Transcribe the records exactly. Pictures do not belong in the transcription.

### Extracted data entries
--*--
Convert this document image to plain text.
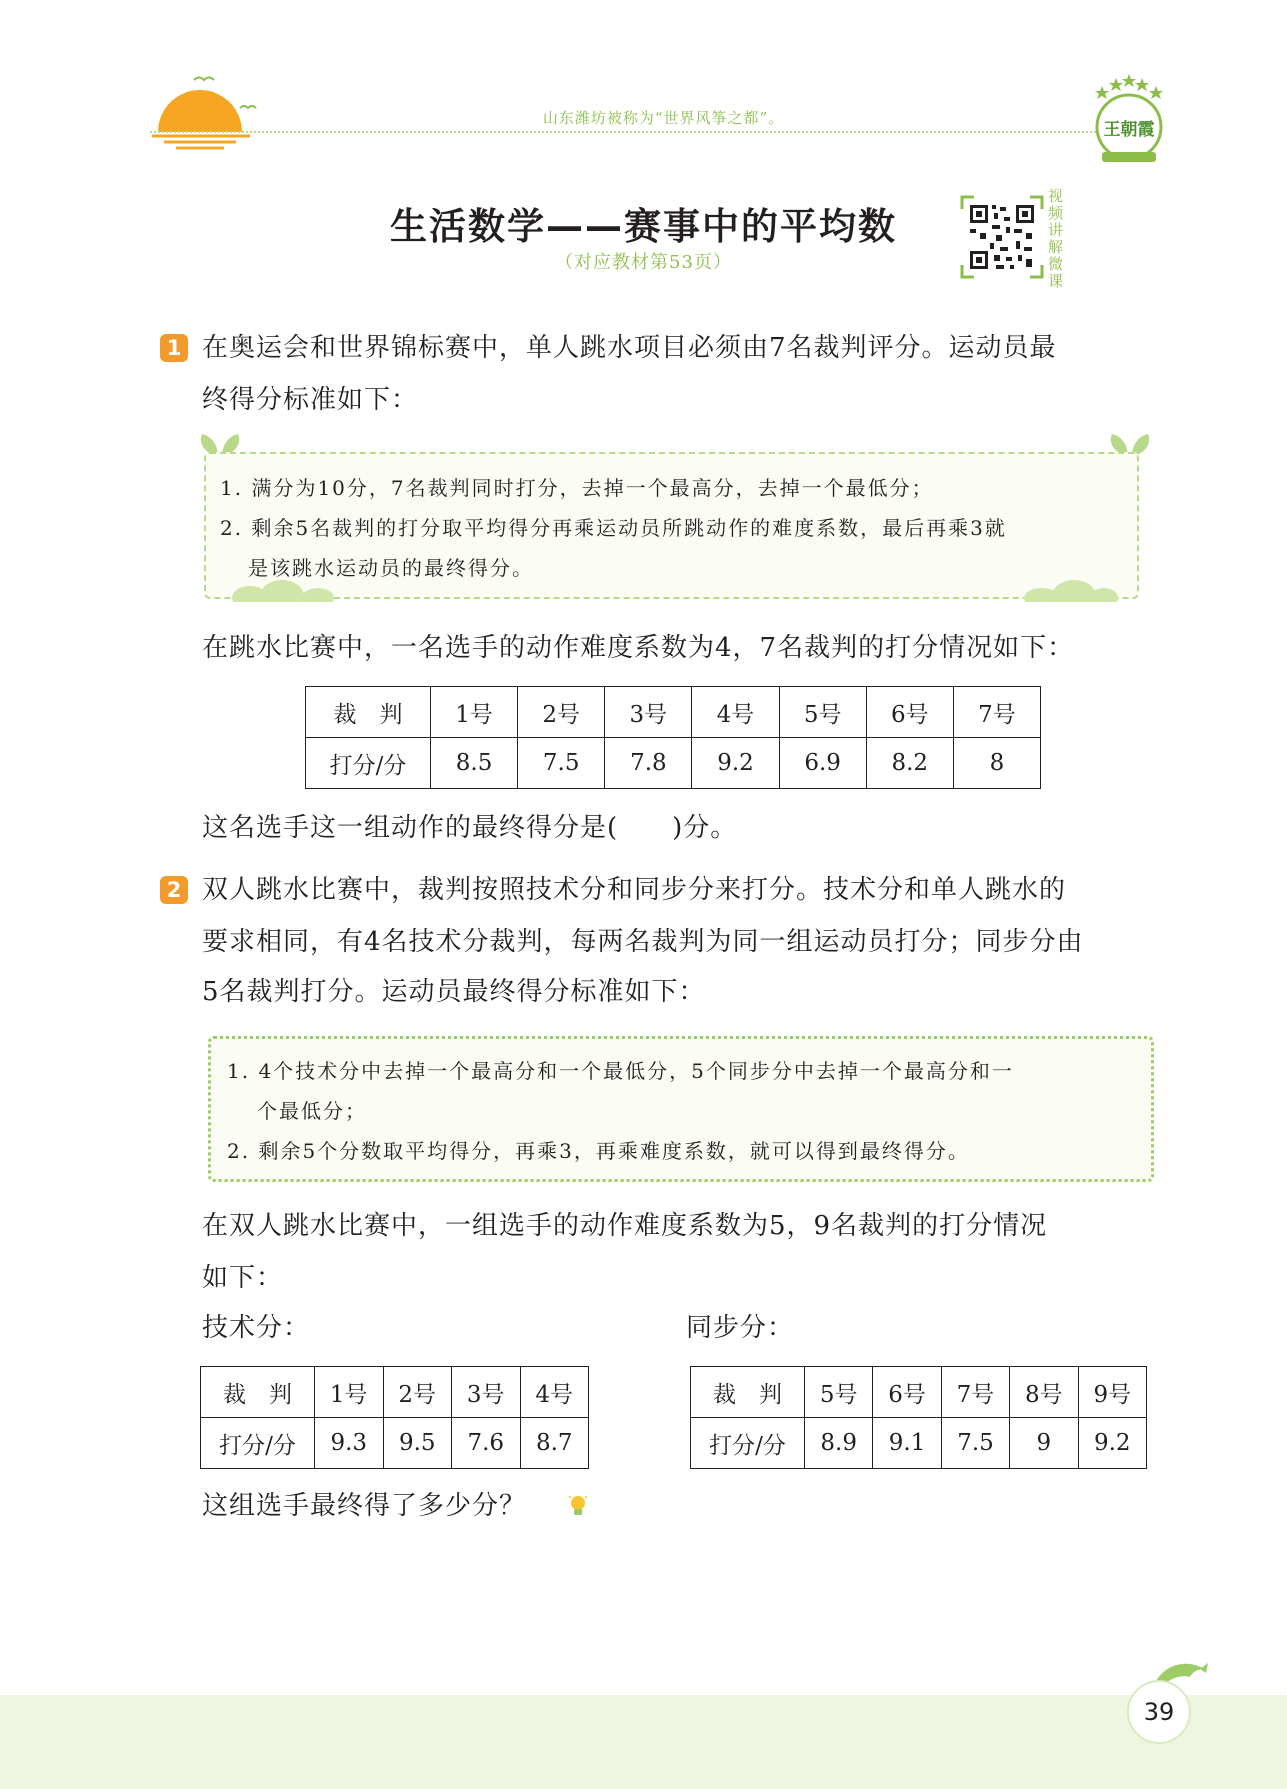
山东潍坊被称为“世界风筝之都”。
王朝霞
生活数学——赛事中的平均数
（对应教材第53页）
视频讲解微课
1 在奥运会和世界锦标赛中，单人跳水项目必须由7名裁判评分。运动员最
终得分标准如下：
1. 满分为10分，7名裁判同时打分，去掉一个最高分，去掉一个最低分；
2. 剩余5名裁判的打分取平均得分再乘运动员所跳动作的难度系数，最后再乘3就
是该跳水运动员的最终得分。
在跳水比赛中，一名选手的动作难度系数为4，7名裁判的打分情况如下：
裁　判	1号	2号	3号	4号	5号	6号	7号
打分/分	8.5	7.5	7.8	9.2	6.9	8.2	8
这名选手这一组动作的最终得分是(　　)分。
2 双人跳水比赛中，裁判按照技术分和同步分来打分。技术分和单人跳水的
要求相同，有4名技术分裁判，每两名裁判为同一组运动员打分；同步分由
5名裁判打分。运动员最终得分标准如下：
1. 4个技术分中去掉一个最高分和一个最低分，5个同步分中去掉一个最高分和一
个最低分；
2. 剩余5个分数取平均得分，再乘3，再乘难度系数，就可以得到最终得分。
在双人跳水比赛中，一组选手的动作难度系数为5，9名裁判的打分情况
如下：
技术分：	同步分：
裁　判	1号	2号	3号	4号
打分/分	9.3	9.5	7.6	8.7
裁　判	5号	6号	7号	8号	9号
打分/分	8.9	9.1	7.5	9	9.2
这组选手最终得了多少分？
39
--*--
### Solved exercise
Convert this document image to plain text.
山东潍坊被称为“世界风筝之都”。
王朝霞
生活数学——赛事中的平均数
（对应教材第53页）
视频讲解微课
1 在奥运会和世界锦标赛中，单人跳水项目必须由7名裁判评分。运动员最
终得分标准如下：
1. 满分为10分，7名裁判同时打分，去掉一个最高分，去掉一个最低分；
2. 剩余5名裁判的打分取平均得分再乘运动员所跳动作的难度系数，最后再乘3就
是该跳水运动员的最终得分。
在跳水比赛中，一名选手的动作难度系数为4，7名裁判的打分情况如下：
裁　判	1号	2号	3号	4号	5号	6号	7号
打分/分	8.5	7.5	7.8	9.2	6.9	8.2	8
这名选手这一组动作的最终得分是(　　)分。
2 双人跳水比赛中，裁判按照技术分和同步分来打分。技术分和单人跳水的
要求相同，有4名技术分裁判，每两名裁判为同一组运动员打分；同步分由
5名裁判打分。运动员最终得分标准如下：
1. 4个技术分中去掉一个最高分和一个最低分，5个同步分中去掉一个最高分和一
个最低分；
2. 剩余5个分数取平均得分，再乘3，再乘难度系数，就可以得到最终得分。
在双人跳水比赛中，一组选手的动作难度系数为5，9名裁判的打分情况
如下：
技术分：	同步分：
裁　判	1号	2号	3号	4号
打分/分	9.3	9.5	7.6	8.7
裁　判	5号	6号	7号	8号	9号
打分/分	8.9	9.1	7.5	9	9.2
这组选手最终得了多少分？
39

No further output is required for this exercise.